--- MATERIAL ---
-*-*-

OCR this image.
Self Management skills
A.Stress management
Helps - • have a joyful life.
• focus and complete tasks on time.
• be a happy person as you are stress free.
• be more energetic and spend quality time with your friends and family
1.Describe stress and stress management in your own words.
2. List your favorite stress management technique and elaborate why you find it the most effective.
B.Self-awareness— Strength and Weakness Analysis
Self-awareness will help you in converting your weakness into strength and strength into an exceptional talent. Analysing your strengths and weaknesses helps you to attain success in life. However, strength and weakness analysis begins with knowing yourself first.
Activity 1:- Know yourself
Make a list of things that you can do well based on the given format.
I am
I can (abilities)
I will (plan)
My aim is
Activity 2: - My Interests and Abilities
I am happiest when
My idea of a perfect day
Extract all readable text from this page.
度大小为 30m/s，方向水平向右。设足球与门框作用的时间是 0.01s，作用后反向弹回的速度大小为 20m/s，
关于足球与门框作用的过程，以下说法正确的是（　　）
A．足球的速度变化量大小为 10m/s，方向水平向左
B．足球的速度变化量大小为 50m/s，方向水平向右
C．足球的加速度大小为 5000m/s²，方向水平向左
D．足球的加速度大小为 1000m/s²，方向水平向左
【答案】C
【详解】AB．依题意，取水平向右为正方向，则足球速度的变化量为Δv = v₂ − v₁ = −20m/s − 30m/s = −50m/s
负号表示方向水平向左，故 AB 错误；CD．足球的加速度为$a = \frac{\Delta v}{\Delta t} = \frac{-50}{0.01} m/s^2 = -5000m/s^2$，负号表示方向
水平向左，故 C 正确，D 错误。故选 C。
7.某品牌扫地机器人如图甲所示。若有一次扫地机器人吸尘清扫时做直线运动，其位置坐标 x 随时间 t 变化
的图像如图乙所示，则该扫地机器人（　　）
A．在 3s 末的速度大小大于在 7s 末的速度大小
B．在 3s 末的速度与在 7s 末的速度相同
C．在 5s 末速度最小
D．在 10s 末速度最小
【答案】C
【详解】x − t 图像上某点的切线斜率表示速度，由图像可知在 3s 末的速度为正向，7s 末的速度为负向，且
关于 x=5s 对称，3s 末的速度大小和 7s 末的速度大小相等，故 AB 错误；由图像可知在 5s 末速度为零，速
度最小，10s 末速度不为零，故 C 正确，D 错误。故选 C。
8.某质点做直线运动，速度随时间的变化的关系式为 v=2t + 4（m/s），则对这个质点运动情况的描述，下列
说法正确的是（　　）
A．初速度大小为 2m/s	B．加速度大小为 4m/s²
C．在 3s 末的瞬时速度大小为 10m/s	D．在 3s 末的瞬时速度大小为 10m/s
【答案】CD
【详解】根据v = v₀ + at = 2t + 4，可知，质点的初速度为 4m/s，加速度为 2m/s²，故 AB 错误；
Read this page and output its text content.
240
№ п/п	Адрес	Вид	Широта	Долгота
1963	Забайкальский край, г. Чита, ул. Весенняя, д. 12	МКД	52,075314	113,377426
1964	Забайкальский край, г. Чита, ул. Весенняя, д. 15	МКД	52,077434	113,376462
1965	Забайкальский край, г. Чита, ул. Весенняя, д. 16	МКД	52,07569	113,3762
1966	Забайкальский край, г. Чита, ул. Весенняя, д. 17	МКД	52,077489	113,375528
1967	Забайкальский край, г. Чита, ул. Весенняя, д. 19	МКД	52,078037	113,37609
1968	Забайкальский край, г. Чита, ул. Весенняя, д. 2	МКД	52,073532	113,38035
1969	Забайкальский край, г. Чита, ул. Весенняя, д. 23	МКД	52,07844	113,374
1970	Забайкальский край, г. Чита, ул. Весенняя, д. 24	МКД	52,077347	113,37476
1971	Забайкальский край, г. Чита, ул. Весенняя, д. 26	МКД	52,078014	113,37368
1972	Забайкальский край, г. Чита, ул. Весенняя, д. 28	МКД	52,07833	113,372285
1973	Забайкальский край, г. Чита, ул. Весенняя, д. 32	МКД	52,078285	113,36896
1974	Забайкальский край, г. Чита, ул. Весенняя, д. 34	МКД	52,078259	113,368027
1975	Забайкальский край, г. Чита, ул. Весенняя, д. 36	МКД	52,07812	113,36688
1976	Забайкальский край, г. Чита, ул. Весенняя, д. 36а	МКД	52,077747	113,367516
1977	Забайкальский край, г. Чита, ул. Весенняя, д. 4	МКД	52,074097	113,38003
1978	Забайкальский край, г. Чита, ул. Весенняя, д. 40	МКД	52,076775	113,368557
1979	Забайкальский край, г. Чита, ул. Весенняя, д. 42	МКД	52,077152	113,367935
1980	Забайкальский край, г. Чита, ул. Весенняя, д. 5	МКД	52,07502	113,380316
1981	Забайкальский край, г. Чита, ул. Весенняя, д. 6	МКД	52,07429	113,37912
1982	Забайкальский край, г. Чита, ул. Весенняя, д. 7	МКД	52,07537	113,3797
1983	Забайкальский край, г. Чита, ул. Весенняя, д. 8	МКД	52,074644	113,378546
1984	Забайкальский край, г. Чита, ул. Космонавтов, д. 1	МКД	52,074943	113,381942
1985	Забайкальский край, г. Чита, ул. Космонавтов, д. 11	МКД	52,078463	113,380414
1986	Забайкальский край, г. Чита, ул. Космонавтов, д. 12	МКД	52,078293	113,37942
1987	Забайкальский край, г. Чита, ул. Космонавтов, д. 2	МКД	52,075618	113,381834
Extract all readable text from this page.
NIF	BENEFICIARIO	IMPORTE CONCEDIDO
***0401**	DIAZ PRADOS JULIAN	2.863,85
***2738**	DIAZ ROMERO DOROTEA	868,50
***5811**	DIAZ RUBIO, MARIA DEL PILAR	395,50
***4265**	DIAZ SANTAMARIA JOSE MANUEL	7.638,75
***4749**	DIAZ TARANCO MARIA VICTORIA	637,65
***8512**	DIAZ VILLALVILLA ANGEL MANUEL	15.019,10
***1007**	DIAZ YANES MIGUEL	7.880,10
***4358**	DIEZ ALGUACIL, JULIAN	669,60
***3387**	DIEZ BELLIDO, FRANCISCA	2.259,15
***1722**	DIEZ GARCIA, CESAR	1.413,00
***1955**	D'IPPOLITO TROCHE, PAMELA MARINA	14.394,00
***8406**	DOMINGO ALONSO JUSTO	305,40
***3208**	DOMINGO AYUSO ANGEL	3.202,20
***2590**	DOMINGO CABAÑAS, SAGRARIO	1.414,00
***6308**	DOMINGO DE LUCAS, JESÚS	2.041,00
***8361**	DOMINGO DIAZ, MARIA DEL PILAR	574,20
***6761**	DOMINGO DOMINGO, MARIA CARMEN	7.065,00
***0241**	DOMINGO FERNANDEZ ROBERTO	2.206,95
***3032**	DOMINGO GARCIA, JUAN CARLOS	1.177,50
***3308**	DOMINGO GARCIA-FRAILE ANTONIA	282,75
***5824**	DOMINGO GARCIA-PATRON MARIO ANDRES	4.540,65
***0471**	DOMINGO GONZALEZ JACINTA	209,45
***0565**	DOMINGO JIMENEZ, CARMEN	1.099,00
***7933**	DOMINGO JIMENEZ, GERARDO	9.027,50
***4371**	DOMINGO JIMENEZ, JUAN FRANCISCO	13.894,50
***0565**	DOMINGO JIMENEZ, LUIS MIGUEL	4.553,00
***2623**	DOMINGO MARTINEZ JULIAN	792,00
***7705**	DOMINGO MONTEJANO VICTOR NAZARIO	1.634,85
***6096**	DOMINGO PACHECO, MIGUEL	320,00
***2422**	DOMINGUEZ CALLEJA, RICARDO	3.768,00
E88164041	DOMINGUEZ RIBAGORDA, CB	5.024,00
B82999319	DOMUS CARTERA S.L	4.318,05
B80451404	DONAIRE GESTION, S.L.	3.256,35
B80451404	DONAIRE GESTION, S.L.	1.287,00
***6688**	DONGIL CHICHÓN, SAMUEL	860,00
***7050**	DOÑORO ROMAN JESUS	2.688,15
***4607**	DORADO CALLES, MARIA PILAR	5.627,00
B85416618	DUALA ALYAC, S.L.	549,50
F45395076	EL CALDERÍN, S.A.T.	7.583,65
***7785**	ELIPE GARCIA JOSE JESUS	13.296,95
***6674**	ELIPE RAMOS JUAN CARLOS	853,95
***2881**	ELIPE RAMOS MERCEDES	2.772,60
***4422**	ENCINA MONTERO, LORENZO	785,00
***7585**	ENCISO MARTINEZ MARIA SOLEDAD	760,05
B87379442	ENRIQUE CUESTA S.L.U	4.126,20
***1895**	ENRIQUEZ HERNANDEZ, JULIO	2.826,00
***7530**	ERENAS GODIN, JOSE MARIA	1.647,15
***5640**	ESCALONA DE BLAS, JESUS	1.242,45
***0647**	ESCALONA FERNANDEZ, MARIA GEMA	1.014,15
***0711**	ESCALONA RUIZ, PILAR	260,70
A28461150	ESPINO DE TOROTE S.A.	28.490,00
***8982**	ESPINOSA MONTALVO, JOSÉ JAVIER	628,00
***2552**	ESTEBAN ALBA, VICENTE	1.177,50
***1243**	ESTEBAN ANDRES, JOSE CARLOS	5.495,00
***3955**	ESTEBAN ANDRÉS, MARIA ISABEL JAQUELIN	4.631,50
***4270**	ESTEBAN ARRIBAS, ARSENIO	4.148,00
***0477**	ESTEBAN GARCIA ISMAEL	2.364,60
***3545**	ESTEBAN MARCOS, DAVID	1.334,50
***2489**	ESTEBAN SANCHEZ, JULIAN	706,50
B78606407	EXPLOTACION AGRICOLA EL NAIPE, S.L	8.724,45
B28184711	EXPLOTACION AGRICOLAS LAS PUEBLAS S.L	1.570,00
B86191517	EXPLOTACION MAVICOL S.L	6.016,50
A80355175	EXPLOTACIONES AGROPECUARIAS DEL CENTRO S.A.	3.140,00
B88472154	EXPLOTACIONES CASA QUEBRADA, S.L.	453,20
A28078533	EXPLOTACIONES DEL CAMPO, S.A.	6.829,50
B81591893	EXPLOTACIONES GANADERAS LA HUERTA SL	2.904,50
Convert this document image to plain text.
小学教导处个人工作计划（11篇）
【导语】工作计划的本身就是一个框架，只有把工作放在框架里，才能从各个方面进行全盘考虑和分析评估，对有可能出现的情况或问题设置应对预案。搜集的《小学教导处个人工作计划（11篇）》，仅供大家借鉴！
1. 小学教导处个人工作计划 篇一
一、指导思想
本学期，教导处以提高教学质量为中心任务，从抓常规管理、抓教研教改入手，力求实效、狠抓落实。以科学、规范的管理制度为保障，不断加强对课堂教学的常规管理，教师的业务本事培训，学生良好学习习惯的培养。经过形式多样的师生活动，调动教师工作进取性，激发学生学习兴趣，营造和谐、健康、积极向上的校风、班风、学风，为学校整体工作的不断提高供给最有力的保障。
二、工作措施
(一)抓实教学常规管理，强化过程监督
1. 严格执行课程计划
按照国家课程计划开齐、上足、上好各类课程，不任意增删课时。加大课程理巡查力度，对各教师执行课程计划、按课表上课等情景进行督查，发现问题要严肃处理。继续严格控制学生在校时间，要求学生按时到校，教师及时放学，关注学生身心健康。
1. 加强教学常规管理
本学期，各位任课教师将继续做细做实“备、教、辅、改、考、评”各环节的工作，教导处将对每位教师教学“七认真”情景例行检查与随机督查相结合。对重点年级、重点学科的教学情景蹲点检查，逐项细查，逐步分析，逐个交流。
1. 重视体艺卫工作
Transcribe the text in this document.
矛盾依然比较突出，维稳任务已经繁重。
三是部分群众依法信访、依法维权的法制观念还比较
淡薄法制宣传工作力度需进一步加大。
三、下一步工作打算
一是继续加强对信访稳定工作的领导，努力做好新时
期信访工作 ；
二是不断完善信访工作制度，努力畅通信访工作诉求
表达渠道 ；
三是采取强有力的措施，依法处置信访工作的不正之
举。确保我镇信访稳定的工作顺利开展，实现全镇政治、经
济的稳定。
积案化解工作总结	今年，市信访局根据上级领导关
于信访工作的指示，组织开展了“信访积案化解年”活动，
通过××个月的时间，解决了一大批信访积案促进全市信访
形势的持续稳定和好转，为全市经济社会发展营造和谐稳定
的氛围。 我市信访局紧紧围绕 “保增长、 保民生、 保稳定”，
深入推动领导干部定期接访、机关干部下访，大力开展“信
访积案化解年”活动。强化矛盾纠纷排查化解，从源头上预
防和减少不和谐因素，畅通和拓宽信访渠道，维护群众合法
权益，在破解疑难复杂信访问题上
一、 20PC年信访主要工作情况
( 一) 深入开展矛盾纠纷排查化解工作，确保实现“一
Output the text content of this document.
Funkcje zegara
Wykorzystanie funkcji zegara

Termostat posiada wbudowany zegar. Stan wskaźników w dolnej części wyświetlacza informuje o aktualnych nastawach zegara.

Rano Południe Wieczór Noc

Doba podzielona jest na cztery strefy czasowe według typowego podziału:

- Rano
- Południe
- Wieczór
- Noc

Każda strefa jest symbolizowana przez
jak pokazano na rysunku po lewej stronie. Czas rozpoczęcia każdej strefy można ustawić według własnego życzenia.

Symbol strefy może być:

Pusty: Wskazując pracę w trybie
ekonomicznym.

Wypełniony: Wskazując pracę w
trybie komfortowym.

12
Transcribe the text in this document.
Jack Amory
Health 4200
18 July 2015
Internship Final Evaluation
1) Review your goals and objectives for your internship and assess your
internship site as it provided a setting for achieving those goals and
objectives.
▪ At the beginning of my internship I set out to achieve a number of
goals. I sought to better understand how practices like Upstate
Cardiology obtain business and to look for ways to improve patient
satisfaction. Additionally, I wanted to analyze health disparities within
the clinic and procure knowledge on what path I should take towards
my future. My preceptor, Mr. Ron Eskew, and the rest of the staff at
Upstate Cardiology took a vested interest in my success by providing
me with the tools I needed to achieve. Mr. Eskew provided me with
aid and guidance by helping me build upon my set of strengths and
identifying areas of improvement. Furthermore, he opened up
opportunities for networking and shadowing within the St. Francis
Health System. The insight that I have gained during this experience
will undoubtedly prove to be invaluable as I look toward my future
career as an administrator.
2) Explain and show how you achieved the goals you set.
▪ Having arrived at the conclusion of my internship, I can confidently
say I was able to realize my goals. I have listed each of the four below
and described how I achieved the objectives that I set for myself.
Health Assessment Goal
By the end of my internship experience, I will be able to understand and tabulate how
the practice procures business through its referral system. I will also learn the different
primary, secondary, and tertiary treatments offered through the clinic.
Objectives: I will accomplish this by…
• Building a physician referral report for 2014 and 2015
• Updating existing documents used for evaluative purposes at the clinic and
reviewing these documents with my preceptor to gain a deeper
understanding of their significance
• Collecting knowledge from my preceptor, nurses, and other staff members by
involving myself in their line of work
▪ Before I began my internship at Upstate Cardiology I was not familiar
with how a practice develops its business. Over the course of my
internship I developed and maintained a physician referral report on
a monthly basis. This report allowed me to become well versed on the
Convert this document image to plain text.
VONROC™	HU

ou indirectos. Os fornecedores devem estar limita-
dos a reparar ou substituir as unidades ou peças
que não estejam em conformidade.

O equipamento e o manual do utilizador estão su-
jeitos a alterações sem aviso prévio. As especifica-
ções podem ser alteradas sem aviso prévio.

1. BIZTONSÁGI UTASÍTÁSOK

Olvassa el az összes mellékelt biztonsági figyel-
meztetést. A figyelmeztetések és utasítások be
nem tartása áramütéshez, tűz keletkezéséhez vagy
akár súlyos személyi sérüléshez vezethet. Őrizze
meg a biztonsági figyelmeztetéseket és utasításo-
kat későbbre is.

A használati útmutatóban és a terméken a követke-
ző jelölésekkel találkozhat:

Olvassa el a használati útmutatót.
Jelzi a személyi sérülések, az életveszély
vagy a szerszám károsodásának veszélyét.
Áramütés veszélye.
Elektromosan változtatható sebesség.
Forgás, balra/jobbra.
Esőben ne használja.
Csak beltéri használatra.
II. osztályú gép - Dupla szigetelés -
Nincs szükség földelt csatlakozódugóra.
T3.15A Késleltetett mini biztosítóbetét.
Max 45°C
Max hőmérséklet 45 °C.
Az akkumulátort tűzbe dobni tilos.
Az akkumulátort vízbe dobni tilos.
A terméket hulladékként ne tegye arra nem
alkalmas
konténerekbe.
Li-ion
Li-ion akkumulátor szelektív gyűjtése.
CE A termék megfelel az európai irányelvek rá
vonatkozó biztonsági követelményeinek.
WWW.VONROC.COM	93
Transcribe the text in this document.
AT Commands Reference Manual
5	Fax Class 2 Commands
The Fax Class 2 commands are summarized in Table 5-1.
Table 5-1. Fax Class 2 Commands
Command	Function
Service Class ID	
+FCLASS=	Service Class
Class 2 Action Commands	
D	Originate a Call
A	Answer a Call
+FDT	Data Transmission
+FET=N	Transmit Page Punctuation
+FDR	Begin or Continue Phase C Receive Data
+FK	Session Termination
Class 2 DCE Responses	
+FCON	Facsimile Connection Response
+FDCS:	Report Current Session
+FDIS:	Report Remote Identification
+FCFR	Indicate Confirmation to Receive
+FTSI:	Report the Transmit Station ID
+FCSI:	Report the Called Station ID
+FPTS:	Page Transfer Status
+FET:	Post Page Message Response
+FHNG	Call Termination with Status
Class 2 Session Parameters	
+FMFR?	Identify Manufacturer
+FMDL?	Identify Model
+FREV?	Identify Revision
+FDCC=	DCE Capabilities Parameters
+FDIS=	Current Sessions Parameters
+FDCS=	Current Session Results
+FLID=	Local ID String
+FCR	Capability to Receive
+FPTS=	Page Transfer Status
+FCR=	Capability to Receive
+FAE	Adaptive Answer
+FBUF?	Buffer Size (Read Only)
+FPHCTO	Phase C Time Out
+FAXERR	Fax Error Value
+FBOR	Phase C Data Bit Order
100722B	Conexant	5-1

-*-*-

Search the listing for the word "pracę". Copy every line in which it occurs.

--- FULL ANSWER ---
Pusty: Wskazując pracę w trybie
Wypełniony: Wskazując pracę w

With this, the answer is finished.